• _RECORDS TO PROCESS_
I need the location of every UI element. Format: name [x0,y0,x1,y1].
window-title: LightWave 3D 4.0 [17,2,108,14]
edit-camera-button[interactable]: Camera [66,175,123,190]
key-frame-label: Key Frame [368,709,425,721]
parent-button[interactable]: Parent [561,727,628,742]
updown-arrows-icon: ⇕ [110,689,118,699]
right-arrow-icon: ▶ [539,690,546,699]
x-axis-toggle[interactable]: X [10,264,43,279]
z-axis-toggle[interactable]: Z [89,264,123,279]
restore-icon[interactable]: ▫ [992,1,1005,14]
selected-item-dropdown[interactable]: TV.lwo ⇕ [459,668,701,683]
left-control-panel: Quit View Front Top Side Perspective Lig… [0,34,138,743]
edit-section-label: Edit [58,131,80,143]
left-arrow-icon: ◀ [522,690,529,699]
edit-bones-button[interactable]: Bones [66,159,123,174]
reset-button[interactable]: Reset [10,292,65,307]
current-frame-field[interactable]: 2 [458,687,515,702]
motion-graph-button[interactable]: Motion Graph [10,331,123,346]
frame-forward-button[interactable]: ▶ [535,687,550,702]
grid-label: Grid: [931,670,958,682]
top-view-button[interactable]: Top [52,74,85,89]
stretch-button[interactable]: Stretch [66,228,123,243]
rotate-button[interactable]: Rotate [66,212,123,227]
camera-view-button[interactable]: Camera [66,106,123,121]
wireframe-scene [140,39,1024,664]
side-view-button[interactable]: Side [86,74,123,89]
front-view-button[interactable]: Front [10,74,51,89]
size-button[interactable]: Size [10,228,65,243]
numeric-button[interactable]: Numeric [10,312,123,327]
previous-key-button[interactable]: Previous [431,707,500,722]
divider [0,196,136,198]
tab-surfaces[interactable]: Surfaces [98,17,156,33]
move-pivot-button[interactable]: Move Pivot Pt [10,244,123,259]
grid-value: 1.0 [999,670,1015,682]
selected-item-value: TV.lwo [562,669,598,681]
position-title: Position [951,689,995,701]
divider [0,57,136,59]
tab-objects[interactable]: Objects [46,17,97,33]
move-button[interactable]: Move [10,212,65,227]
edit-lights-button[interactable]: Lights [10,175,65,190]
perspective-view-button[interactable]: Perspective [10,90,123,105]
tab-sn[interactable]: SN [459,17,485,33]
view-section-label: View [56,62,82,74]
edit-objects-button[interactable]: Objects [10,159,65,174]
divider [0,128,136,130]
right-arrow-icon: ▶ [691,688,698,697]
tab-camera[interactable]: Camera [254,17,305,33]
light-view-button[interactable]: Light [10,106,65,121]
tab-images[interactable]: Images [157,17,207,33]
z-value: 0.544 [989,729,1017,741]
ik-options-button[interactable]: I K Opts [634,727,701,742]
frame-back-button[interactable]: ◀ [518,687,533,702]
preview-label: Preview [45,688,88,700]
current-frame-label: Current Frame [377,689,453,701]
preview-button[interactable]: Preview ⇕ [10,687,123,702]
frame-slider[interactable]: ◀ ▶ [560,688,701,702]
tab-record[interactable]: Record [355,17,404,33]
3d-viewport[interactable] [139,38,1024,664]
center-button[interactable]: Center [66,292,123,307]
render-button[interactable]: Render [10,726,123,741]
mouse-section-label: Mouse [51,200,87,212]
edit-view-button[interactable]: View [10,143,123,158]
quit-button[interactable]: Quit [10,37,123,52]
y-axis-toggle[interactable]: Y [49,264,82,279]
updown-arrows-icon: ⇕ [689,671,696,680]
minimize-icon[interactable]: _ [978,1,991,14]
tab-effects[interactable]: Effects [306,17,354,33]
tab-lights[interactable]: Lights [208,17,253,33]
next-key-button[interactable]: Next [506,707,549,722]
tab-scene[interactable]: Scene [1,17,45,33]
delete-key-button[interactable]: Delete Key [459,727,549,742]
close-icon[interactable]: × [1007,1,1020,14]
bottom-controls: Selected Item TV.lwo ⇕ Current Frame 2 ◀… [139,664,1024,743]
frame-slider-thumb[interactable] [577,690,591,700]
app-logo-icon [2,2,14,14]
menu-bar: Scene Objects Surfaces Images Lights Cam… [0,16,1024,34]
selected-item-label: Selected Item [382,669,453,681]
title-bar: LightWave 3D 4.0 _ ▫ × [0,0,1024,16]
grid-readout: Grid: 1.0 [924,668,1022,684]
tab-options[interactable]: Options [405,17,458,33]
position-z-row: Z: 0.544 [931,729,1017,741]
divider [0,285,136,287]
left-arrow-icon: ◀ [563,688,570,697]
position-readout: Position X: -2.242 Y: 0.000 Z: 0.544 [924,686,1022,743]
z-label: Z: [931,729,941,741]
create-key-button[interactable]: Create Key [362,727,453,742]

• _REQUEST_
Reproduce the records without any changes, from the first line down to and including the line that contains "front-view-button[interactable]: Front [10,74,51,89]".

• _FINISHED TASK_
I need the location of every UI element. Format: name [x0,y0,x1,y1].
window-title: LightWave 3D 4.0 [17,2,108,14]
edit-camera-button[interactable]: Camera [66,175,123,190]
key-frame-label: Key Frame [368,709,425,721]
parent-button[interactable]: Parent [561,727,628,742]
updown-arrows-icon: ⇕ [110,689,118,699]
right-arrow-icon: ▶ [539,690,546,699]
x-axis-toggle[interactable]: X [10,264,43,279]
z-axis-toggle[interactable]: Z [89,264,123,279]
restore-icon[interactable]: ▫ [992,1,1005,14]
selected-item-dropdown[interactable]: TV.lwo ⇕ [459,668,701,683]
left-control-panel: Quit View Front Top Side Perspective Lig… [0,34,138,743]
edit-section-label: Edit [58,131,80,143]
left-arrow-icon: ◀ [522,690,529,699]
edit-bones-button[interactable]: Bones [66,159,123,174]
reset-button[interactable]: Reset [10,292,65,307]
current-frame-field[interactable]: 2 [458,687,515,702]
motion-graph-button[interactable]: Motion Graph [10,331,123,346]
frame-forward-button[interactable]: ▶ [535,687,550,702]
grid-label: Grid: [931,670,958,682]
top-view-button[interactable]: Top [52,74,85,89]
stretch-button[interactable]: Stretch [66,228,123,243]
rotate-button[interactable]: Rotate [66,212,123,227]
camera-view-button[interactable]: Camera [66,106,123,121]
wireframe-scene [140,39,1024,664]
side-view-button[interactable]: Side [86,74,123,89]
front-view-button[interactable]: Front [10,74,51,89]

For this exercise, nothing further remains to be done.